» Task instructions
Provide an exact transcription of all the records.

» Data provided
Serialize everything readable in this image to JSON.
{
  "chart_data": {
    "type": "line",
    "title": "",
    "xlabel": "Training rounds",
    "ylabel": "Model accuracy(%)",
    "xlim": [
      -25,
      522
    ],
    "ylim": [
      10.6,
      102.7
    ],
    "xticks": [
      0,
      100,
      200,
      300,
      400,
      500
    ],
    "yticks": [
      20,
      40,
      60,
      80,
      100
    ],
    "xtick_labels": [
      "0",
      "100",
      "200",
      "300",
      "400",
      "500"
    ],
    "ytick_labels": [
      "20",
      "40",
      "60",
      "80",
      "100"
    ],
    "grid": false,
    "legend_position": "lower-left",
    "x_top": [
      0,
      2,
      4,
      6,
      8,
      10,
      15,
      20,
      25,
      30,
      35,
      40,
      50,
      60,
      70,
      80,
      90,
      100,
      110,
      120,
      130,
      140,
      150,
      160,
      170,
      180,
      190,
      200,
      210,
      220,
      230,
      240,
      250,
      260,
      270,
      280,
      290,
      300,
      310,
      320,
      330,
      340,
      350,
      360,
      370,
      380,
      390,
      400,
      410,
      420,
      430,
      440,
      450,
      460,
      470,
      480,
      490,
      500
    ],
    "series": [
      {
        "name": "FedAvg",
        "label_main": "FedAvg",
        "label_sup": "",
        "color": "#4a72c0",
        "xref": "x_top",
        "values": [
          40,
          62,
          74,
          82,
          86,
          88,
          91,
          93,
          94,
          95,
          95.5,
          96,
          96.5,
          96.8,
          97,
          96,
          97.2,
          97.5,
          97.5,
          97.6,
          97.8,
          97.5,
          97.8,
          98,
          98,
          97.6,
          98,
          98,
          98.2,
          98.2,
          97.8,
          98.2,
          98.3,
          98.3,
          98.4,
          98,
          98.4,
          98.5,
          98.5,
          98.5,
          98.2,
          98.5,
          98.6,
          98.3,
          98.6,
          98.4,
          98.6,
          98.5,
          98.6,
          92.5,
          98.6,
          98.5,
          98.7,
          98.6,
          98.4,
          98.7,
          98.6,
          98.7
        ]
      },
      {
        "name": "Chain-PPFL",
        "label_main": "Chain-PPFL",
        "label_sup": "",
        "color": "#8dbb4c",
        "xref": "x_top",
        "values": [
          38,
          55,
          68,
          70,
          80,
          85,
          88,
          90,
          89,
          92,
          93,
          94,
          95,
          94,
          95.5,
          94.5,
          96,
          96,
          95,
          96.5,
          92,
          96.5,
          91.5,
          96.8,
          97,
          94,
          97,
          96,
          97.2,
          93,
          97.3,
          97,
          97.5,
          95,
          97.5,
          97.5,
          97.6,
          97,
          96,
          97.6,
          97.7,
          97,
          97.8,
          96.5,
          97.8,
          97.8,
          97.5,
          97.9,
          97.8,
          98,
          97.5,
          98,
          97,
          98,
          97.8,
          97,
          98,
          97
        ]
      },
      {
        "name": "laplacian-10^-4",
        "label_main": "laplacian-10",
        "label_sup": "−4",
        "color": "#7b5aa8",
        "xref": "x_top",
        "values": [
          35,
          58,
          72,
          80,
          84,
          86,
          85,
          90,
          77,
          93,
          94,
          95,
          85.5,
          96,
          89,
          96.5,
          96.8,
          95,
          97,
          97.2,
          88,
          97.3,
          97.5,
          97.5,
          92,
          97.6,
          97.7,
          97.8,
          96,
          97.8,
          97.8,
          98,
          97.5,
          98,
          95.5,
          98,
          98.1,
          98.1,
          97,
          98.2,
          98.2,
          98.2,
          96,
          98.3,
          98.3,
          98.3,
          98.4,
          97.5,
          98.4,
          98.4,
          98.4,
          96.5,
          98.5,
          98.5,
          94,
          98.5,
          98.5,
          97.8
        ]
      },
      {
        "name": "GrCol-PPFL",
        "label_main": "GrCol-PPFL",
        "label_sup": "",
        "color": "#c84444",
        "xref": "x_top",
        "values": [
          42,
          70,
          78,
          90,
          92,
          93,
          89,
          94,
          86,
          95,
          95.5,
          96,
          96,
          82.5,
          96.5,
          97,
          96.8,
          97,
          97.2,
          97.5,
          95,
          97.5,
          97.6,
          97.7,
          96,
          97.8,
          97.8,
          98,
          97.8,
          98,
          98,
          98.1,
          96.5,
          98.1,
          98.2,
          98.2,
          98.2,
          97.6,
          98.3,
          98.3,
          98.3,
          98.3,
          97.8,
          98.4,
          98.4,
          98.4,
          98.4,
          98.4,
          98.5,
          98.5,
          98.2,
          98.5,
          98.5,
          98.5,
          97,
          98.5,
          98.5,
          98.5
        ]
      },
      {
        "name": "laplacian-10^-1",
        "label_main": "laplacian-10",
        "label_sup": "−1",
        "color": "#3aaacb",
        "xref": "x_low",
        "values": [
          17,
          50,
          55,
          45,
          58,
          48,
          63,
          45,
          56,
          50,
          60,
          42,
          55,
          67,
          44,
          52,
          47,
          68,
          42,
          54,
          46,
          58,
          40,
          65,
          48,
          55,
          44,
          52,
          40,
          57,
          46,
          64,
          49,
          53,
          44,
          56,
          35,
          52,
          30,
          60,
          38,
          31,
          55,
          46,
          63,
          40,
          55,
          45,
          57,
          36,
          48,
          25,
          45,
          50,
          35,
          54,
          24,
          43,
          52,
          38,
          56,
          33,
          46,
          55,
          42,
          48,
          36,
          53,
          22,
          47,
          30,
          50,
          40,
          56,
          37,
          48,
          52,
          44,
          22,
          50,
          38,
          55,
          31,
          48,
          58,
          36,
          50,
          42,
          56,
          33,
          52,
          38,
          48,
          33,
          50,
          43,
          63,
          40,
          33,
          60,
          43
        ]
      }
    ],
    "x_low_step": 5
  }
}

» Full response
Serialize everything readable in this image to JSON.
{
  "chart_data": {
    "type": "line",
    "title": "",
    "xlabel": "Training rounds",
    "ylabel": "Model accuracy(%)",
    "xlim": [
      -25,
      522
    ],
    "ylim": [
      10.6,
      102.7
    ],
    "xticks": [
      0,
      100,
      200,
      300,
      400,
      500
    ],
    "yticks": [
      20,
      40,
      60,
      80,
      100
    ],
    "xtick_labels": [
      "0",
      "100",
      "200",
      "300",
      "400",
      "500"
    ],
    "ytick_labels": [
      "20",
      "40",
      "60",
      "80",
      "100"
    ],
    "grid": false,
    "legend_position": "lower-left",
    "x_top": [
      0,
      2,
      4,
      6,
      8,
      10,
      15,
      20,
      25,
      30,
      35,
      40,
      50,
      60,
      70,
      80,
      90,
      100,
      110,
      120,
      130,
      140,
      150,
      160,
      170,
      180,
      190,
      200,
      210,
      220,
      230,
      240,
      250,
      260,
      270,
      280,
      290,
      300,
      310,
      320,
      330,
      340,
      350,
      360,
      370,
      380,
      390,
      400,
      410,
      420,
      430,
      440,
      450,
      460,
      470,
      480,
      490,
      500
    ],
    "series": [
      {
        "name": "FedAvg",
        "label_main": "FedAvg",
        "label_sup": "",
        "color": "#4a72c0",
        "xref": "x_top",
        "values": [
          40,
          62,
          74,
          82,
          86,
          88,
          91,
          93,
          94,
          95,
          95.5,
          96,
          96.5,
          96.8,
          97,
          96,
          97.2,
          97.5,
          97.5,
          97.6,
          97.8,
          97.5,
          97.8,
          98,
          98,
          97.6,
          98,
          98,
          98.2,
          98.2,
          97.8,
          98.2,
          98.3,
          98.3,
          98.4,
          98,
          98.4,
          98.5,
          98.5,
          98.5,
          98.2,
          98.5,
          98.6,
          98.3,
          98.6,
          98.4,
          98.6,
          98.5,
          98.6,
          92.5,
          98.6,
          98.5,
          98.7,
          98.6,
          98.4,
          98.7,
          98.6,
          98.7
        ]
      },
      {
        "name": "Chain-PPFL",
        "label_main": "Chain-PPFL",
        "label_sup": "",
        "color": "#8dbb4c",
        "xref": "x_top",
        "values": [
          38,
          55,
          68,
          70,
          80,
          85,
          88,
          90,
          89,
          92,
          93,
          94,
          95,
          94,
          95.5,
          94.5,
          96,
          96,
          95,
          96.5,
          92,
          96.5,
          91.5,
          96.8,
          97,
          94,
          97,
          96,
          97.2,
          93,
          97.3,
          97,
          97.5,
          95,
          97.5,
          97.5,
          97.6,
          97,
          96,
          97.6,
          97.7,
          97,
          97.8,
          96.5,
          97.8,
          97.8,
          97.5,
          97.9,
          97.8,
          98,
          97.5,
          98,
          97,
          98,
          97.8,
          97,
          98,
          97
        ]
      },
      {
        "name": "laplacian-10^-4",
        "label_main": "laplacian-10",
        "label_sup": "−4",
        "color": "#7b5aa8",
        "xref": "x_top",
        "values": [
          35,
          58,
          72,
          80,
          84,
          86,
          85,
          90,
          77,
          93,
          94,
          95,
          85.5,
          96,
          89,
          96.5,
          96.8,
          95,
          97,
          97.2,
          88,
          97.3,
          97.5,
          97.5,
          92,
          97.6,
          97.7,
          97.8,
          96,
          97.8,
          97.8,
          98,
          97.5,
          98,
          95.5,
          98,
          98.1,
          98.1,
          97,
          98.2,
          98.2,
          98.2,
          96,
          98.3,
          98.3,
          98.3,
          98.4,
          97.5,
          98.4,
          98.4,
          98.4,
          96.5,
          98.5,
          98.5,
          94,
          98.5,
          98.5,
          97.8
        ]
      },
      {
        "name": "GrCol-PPFL",
        "label_main": "GrCol-PPFL",
        "label_sup": "",
        "color": "#c84444",
        "xref": "x_top",
        "values": [
          42,
          70,
          78,
          90,
          92,
          93,
          89,
          94,
          86,
          95,
          95.5,
          96,
          96,
          82.5,
          96.5,
          97,
          96.8,
          97,
          97.2,
          97.5,
          95,
          97.5,
          97.6,
          97.7,
          96,
          97.8,
          97.8,
          98,
          97.8,
          98,
          98,
          98.1,
          96.5,
          98.1,
          98.2,
          98.2,
          98.2,
          97.6,
          98.3,
          98.3,
          98.3,
          98.3,
          97.8,
          98.4,
          98.4,
          98.4,
          98.4,
          98.4,
          98.5,
          98.5,
          98.2,
          98.5,
          98.5,
          98.5,
          97,
          98.5,
          98.5,
          98.5
        ]
      },
      {
        "name": "laplacian-10^-1",
        "label_main": "laplacian-10",
        "label_sup": "−1",
        "color": "#3aaacb",
        "xref": "x_low",
        "values": [
          17,
          50,
          55,
          45,
          58,
          48,
          63,
          45,
          56,
          50,
          60,
          42,
          55,
          67,
          44,
          52,
          47,
          68,
          42,
          54,
          46,
          58,
          40,
          65,
          48,
          55,
          44,
          52,
          40,
          57,
          46,
          64,
          49,
          53,
          44,
          56,
          35,
          52,
          30,
          60,
          38,
          31,
          55,
          46,
          63,
          40,
          55,
          45,
          57,
          36,
          48,
          25,
          45,
          50,
          35,
          54,
          24,
          43,
          52,
          38,
          56,
          33,
          46,
          55,
          42,
          48,
          36,
          53,
          22,
          47,
          30,
          50,
          40,
          56,
          37,
          48,
          52,
          44,
          22,
          50,
          38,
          55,
          31,
          48,
          58,
          36,
          50,
          42,
          56,
          33,
          52,
          38,
          48,
          33,
          50,
          43,
          63,
          40,
          33,
          60,
          43
        ]
      }
    ],
    "x_low_step": 5
  }
}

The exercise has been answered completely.